= OBJECTIVE =
Filter for the word "Shop" and keep each matching line.

Extracted records:
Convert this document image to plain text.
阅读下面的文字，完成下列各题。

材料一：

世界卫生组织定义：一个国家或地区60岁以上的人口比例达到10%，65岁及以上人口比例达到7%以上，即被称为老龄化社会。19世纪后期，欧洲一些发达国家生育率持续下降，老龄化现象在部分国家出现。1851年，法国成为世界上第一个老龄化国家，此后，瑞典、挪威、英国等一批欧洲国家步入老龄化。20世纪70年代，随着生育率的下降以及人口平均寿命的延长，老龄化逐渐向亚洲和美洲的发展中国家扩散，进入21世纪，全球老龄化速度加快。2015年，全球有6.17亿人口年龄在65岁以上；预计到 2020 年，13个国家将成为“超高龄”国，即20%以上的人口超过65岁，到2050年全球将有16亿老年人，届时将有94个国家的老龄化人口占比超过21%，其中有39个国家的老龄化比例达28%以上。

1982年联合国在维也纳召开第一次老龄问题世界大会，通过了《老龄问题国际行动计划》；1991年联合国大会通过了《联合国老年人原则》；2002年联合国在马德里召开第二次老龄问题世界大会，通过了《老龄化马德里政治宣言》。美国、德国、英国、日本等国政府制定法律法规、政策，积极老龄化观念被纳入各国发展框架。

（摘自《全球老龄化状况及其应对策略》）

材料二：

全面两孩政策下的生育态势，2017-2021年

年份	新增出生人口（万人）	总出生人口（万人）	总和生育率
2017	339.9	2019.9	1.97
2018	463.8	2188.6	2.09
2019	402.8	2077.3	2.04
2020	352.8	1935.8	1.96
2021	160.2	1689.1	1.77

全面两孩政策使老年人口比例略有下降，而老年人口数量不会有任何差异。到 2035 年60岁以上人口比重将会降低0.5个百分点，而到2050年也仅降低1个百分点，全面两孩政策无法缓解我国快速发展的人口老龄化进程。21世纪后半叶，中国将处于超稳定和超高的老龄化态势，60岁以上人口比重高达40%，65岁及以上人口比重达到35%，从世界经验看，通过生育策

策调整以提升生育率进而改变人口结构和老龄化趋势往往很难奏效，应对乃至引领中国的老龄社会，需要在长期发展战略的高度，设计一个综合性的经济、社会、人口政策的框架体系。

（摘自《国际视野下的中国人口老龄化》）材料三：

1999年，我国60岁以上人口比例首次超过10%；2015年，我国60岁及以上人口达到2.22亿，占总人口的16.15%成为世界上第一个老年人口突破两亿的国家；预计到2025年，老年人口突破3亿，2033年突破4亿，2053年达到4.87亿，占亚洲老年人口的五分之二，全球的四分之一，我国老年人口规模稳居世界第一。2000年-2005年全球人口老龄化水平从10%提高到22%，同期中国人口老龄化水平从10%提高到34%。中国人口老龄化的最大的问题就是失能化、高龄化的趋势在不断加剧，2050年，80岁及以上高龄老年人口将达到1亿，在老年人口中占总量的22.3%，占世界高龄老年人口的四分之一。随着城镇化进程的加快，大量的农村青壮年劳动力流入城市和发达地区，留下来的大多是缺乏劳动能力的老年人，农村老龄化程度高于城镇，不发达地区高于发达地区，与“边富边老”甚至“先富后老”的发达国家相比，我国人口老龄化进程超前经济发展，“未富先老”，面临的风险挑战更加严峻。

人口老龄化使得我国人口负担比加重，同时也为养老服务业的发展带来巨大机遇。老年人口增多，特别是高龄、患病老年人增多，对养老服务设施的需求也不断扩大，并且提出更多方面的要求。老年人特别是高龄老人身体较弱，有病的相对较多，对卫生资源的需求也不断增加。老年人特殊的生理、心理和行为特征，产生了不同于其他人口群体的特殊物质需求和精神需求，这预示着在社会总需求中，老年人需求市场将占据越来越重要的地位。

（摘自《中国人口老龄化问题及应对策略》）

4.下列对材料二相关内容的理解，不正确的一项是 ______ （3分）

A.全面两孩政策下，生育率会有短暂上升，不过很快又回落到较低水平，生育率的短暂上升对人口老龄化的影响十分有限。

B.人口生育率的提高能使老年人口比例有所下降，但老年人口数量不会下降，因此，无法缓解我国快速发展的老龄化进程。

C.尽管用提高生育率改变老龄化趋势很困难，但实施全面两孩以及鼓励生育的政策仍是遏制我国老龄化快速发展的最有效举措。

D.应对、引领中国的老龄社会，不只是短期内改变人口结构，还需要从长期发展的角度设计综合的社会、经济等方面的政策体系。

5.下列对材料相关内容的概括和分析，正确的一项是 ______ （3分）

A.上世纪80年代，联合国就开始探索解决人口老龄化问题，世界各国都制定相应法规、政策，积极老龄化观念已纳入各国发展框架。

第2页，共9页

...

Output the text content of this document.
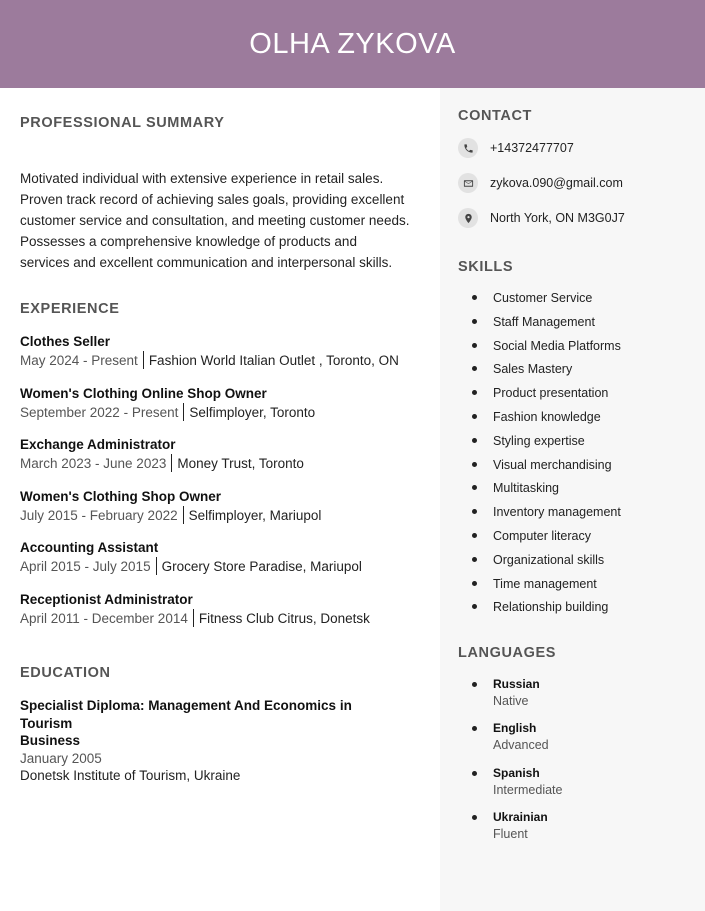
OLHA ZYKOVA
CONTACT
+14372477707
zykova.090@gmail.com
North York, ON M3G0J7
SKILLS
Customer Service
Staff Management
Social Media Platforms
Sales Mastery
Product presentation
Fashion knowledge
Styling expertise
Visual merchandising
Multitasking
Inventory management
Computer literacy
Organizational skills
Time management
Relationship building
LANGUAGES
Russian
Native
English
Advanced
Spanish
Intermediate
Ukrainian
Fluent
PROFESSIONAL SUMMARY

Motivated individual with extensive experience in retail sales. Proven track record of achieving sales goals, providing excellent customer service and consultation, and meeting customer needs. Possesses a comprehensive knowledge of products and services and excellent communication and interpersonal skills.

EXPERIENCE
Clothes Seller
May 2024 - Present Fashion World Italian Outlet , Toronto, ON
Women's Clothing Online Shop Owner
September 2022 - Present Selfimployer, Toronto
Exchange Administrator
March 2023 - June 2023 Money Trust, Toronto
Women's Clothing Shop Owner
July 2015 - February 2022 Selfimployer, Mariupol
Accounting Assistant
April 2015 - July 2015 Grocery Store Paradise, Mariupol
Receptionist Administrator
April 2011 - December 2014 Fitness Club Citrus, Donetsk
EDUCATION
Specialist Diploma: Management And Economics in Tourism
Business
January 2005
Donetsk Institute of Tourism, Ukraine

= FINISHED ANSWER =
Women's Clothing Online Shop Owner
Women's Clothing Shop Owner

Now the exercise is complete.